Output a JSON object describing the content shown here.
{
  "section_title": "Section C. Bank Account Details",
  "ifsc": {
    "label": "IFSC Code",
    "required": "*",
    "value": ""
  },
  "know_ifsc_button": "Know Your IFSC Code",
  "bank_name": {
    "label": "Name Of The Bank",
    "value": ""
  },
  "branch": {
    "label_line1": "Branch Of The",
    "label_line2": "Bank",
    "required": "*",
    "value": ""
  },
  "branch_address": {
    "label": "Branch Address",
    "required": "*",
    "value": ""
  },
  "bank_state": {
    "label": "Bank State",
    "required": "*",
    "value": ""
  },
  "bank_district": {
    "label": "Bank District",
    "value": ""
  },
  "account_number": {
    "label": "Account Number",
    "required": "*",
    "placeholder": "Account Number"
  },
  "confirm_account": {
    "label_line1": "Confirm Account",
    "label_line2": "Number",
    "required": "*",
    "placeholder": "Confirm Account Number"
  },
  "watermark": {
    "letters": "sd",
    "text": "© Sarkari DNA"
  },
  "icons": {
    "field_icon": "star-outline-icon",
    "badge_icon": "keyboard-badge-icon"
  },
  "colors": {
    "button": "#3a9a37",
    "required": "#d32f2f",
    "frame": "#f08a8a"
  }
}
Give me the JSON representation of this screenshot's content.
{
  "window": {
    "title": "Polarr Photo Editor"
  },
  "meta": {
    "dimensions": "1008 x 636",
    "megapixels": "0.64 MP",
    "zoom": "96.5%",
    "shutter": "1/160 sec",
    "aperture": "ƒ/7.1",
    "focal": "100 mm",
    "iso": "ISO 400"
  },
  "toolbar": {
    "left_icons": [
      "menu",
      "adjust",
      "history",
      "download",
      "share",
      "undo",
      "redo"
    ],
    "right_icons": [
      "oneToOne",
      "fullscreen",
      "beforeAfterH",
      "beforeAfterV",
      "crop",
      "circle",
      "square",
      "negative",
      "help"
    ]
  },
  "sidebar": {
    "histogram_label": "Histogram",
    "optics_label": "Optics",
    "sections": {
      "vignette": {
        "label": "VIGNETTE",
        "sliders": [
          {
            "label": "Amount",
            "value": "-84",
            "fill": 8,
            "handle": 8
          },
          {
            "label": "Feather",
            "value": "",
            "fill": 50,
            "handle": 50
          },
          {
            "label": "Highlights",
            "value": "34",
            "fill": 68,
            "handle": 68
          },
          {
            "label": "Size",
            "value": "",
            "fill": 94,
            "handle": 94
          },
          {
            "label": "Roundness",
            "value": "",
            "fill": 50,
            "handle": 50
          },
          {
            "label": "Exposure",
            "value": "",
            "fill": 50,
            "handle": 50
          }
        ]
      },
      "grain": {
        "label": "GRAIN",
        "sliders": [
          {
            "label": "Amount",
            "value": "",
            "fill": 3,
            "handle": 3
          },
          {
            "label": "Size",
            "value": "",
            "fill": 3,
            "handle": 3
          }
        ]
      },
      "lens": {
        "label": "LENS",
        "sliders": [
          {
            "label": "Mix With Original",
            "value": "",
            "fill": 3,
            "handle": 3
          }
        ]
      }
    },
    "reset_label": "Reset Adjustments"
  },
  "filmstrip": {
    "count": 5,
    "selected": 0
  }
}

════════════════

→ **Task to carry out**: Return each line of the data exactly as written above.

→ **Solution to the problem**:
Output a JSON object describing the content shown here.
{
  "section_title": "Section C. Bank Account Details",
  "ifsc": {
    "label": "IFSC Code",
    "required": "*",
    "value": ""
  },
  "know_ifsc_button": "Know Your IFSC Code",
  "bank_name": {
    "label": "Name Of The Bank",
    "value": ""
  },
  "branch": {
    "label_line1": "Branch Of The",
    "label_line2": "Bank",
    "required": "*",
    "value": ""
  },
  "branch_address": {
    "label": "Branch Address",
    "required": "*",
    "value": ""
  },
  "bank_state": {
    "label": "Bank State",
    "required": "*",
    "value": ""
  },
  "bank_district": {
    "label": "Bank District",
    "value": ""
  },
  "account_number": {
    "label": "Account Number",
    "required": "*",
    "placeholder": "Account Number"
  },
  "confirm_account": {
    "label_line1": "Confirm Account",
    "label_line2": "Number",
    "required": "*",
    "placeholder": "Confirm Account Number"
  },
  "watermark": {
    "letters": "sd",
    "text": "© Sarkari DNA"
  },
  "icons": {
    "field_icon": "star-outline-icon",
    "badge_icon": "keyboard-badge-icon"
  },
  "colors": {
    "button": "#3a9a37",
    "required": "#d32f2f",
    "frame": "#f08a8a"
  }
}
Give me the JSON representation of this screenshot's content.
{
  "window": {
    "title": "Polarr Photo Editor"
  },
  "meta": {
    "dimensions": "1008 x 636",
    "megapixels": "0.64 MP",
    "zoom": "96.5%",
    "shutter": "1/160 sec",
    "aperture": "ƒ/7.1",
    "focal": "100 mm",
    "iso": "ISO 400"
  },
  "toolbar": {
    "left_icons": [
      "menu",
      "adjust",
      "history",
      "download",
      "share",
      "undo",
      "redo"
    ],
    "right_icons": [
      "oneToOne",
      "fullscreen",
      "beforeAfterH",
      "beforeAfterV",
      "crop",
      "circle",
      "square",
      "negative",
      "help"
    ]
  },
  "sidebar": {
    "histogram_label": "Histogram",
    "optics_label": "Optics",
    "sections": {
      "vignette": {
        "label": "VIGNETTE",
        "sliders": [
          {
            "label": "Amount",
            "value": "-84",
            "fill": 8,
            "handle": 8
          },
          {
            "label": "Feather",
            "value": "",
            "fill": 50,
            "handle": 50
          },
          {
            "label": "Highlights",
            "value": "34",
            "fill": 68,
            "handle": 68
          },
          {
            "label": "Size",
            "value": "",
            "fill": 94,
            "handle": 94
          },
          {
            "label": "Roundness",
            "value": "",
            "fill": 50,
            "handle": 50
          },
          {
            "label": "Exposure",
            "value": "",
            "fill": 50,
            "handle": 50
          }
        ]
      },
      "grain": {
        "label": "GRAIN",
        "sliders": [
          {
            "label": "Amount",
            "value": "",
            "fill": 3,
            "handle": 3
          },
          {
            "label": "Size",
            "value": "",
            "fill": 3,
            "handle": 3
          }
        ]
      },
      "lens": {
        "label": "LENS",
        "sliders": [
          {
            "label": "Mix With Original",
            "value": "",
            "fill": 3,
            "handle": 3
          }
        ]
      }
    },
    "reset_label": "Reset Adjustments"
  },
  "filmstrip": {
    "count": 5,
    "selected": 0
  }
}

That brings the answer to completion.